## begin DATA SUPPLIED

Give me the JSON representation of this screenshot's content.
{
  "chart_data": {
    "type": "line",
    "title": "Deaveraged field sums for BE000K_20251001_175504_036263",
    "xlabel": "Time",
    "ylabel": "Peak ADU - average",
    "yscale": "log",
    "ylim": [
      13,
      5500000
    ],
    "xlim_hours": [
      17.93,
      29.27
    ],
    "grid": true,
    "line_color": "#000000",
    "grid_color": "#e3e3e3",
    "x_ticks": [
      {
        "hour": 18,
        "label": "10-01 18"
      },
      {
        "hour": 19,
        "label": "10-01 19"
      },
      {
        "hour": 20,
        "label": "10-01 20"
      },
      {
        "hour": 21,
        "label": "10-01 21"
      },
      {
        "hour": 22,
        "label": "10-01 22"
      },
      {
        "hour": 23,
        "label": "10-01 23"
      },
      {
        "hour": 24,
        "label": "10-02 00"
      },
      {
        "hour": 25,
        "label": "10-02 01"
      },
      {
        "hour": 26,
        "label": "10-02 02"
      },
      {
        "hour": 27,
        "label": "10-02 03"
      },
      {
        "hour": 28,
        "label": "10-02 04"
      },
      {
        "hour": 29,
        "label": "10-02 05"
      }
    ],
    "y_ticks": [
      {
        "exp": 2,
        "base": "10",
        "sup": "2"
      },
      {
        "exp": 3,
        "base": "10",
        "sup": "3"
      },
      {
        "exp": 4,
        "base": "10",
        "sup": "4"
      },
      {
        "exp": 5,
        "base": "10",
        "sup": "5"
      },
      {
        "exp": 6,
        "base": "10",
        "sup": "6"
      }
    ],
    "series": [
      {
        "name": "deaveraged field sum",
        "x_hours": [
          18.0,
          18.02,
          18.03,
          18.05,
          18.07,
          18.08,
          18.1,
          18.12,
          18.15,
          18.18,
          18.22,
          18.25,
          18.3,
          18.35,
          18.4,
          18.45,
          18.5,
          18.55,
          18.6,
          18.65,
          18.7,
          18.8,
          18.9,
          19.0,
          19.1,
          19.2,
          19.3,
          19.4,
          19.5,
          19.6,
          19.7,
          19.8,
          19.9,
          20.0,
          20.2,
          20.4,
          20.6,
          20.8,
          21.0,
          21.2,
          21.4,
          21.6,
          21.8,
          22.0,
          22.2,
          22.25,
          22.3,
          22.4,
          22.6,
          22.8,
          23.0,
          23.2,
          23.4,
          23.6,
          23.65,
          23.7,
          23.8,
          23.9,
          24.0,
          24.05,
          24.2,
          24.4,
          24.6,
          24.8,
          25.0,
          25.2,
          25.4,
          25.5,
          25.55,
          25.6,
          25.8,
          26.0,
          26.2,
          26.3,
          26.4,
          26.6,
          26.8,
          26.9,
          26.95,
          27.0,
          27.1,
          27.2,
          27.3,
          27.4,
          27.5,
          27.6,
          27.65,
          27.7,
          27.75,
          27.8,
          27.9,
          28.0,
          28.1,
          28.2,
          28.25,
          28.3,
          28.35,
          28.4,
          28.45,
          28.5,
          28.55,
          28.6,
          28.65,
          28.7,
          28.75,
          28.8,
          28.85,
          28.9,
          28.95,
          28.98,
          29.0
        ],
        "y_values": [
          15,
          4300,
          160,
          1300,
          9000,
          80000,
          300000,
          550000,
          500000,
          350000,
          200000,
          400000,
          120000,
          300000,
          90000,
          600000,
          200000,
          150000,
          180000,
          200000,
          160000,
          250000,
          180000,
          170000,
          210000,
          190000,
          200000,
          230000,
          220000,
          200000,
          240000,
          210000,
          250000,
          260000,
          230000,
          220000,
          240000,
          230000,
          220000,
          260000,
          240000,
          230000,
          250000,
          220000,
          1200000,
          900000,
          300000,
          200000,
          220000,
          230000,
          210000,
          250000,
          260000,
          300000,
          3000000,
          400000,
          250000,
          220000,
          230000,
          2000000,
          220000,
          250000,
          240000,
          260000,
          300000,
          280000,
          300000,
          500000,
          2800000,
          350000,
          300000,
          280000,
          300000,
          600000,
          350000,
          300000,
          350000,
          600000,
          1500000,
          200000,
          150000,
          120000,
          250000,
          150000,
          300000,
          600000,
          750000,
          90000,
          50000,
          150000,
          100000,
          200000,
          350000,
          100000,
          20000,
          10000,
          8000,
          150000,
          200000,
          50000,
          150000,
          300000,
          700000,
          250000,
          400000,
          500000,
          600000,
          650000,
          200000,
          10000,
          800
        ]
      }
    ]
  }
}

## end DATA SUPPLIED

#### [WHAT THE EXERCISE ASKS]
Repeat the material above exactly.

#### [TASK ANSWER]
Give me the JSON representation of this screenshot's content.
{
  "chart_data": {
    "type": "line",
    "title": "Deaveraged field sums for BE000K_20251001_175504_036263",
    "xlabel": "Time",
    "ylabel": "Peak ADU - average",
    "yscale": "log",
    "ylim": [
      13,
      5500000
    ],
    "xlim_hours": [
      17.93,
      29.27
    ],
    "grid": true,
    "line_color": "#000000",
    "grid_color": "#e3e3e3",
    "x_ticks": [
      {
        "hour": 18,
        "label": "10-01 18"
      },
      {
        "hour": 19,
        "label": "10-01 19"
      },
      {
        "hour": 20,
        "label": "10-01 20"
      },
      {
        "hour": 21,
        "label": "10-01 21"
      },
      {
        "hour": 22,
        "label": "10-01 22"
      },
      {
        "hour": 23,
        "label": "10-01 23"
      },
      {
        "hour": 24,
        "label": "10-02 00"
      },
      {
        "hour": 25,
        "label": "10-02 01"
      },
      {
        "hour": 26,
        "label": "10-02 02"
      },
      {
        "hour": 27,
        "label": "10-02 03"
      },
      {
        "hour": 28,
        "label": "10-02 04"
      },
      {
        "hour": 29,
        "label": "10-02 05"
      }
    ],
    "y_ticks": [
      {
        "exp": 2,
        "base": "10",
        "sup": "2"
      },
      {
        "exp": 3,
        "base": "10",
        "sup": "3"
      },
      {
        "exp": 4,
        "base": "10",
        "sup": "4"
      },
      {
        "exp": 5,
        "base": "10",
        "sup": "5"
      },
      {
        "exp": 6,
        "base": "10",
        "sup": "6"
      }
    ],
    "series": [
      {
        "name": "deaveraged field sum",
        "x_hours": [
          18.0,
          18.02,
          18.03,
          18.05,
          18.07,
          18.08,
          18.1,
          18.12,
          18.15,
          18.18,
          18.22,
          18.25,
          18.3,
          18.35,
          18.4,
          18.45,
          18.5,
          18.55,
          18.6,
          18.65,
          18.7,
          18.8,
          18.9,
          19.0,
          19.1,
          19.2,
          19.3,
          19.4,
          19.5,
          19.6,
          19.7,
          19.8,
          19.9,
          20.0,
          20.2,
          20.4,
          20.6,
          20.8,
          21.0,
          21.2,
          21.4,
          21.6,
          21.8,
          22.0,
          22.2,
          22.25,
          22.3,
          22.4,
          22.6,
          22.8,
          23.0,
          23.2,
          23.4,
          23.6,
          23.65,
          23.7,
          23.8,
          23.9,
          24.0,
          24.05,
          24.2,
          24.4,
          24.6,
          24.8,
          25.0,
          25.2,
          25.4,
          25.5,
          25.55,
          25.6,
          25.8,
          26.0,
          26.2,
          26.3,
          26.4,
          26.6,
          26.8,
          26.9,
          26.95,
          27.0,
          27.1,
          27.2,
          27.3,
          27.4,
          27.5,
          27.6,
          27.65,
          27.7,
          27.75,
          27.8,
          27.9,
          28.0,
          28.1,
          28.2,
          28.25,
          28.3,
          28.35,
          28.4,
          28.45,
          28.5,
          28.55,
          28.6,
          28.65,
          28.7,
          28.75,
          28.8,
          28.85,
          28.9,
          28.95,
          28.98,
          29.0
        ],
        "y_values": [
          15,
          4300,
          160,
          1300,
          9000,
          80000,
          300000,
          550000,
          500000,
          350000,
          200000,
          400000,
          120000,
          300000,
          90000,
          600000,
          200000,
          150000,
          180000,
          200000,
          160000,
          250000,
          180000,
          170000,
          210000,
          190000,
          200000,
          230000,
          220000,
          200000,
          240000,
          210000,
          250000,
          260000,
          230000,
          220000,
          240000,
          230000,
          220000,
          260000,
          240000,
          230000,
          250000,
          220000,
          1200000,
          900000,
          300000,
          200000,
          220000,
          230000,
          210000,
          250000,
          260000,
          300000,
          3000000,
          400000,
          250000,
          220000,
          230000,
          2000000,
          220000,
          250000,
          240000,
          260000,
          300000,
          280000,
          300000,
          500000,
          2800000,
          350000,
          300000,
          280000,
          300000,
          600000,
          350000,
          300000,
          350000,
          600000,
          1500000,
          200000,
          150000,
          120000,
          250000,
          150000,
          300000,
          600000,
          750000,
          90000,
          50000,
          150000,
          100000,
          200000,
          350000,
          100000,
          20000,
          10000,
          8000,
          150000,
          200000,
          50000,
          150000,
          300000,
          700000,
          250000,
          400000,
          500000,
          600000,
          650000,
          200000,
          10000,
          800
        ]
      }
    ]
  }
}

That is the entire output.